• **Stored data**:
━━━━━━━━━━━━━━━━━━━━━━━━━━━━━━

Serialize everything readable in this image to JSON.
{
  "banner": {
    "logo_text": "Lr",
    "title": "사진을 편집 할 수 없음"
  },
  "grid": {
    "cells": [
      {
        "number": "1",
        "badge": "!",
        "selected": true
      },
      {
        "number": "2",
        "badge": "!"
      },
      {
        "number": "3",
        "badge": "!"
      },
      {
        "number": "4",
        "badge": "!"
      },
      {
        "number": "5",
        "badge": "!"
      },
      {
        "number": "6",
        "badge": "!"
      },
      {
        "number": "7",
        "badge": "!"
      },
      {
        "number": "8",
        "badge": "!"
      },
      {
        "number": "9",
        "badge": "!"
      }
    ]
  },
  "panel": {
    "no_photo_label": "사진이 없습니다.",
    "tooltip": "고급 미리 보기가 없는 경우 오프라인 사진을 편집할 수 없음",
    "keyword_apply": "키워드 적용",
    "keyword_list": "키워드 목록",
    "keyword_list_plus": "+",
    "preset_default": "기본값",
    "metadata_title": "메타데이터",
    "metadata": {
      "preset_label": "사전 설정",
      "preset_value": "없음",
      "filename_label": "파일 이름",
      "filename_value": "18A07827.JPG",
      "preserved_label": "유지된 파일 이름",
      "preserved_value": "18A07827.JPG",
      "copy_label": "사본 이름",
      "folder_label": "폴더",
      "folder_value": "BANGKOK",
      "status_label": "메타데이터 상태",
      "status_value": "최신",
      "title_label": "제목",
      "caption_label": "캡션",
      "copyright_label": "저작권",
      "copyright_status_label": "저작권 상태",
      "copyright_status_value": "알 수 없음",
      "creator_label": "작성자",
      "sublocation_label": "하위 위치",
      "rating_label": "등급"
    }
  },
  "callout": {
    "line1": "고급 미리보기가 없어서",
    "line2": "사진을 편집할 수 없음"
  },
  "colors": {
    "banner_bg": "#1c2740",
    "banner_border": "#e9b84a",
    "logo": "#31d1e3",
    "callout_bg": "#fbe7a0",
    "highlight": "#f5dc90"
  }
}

━━━━━━━━━━━━━━━━━━━━━━━━━━━━━━

• **Task to complete**:
Going through the entries above, report how many lines include the string "메타데이터". The number alone is the answer.

• **Correct answer**:
2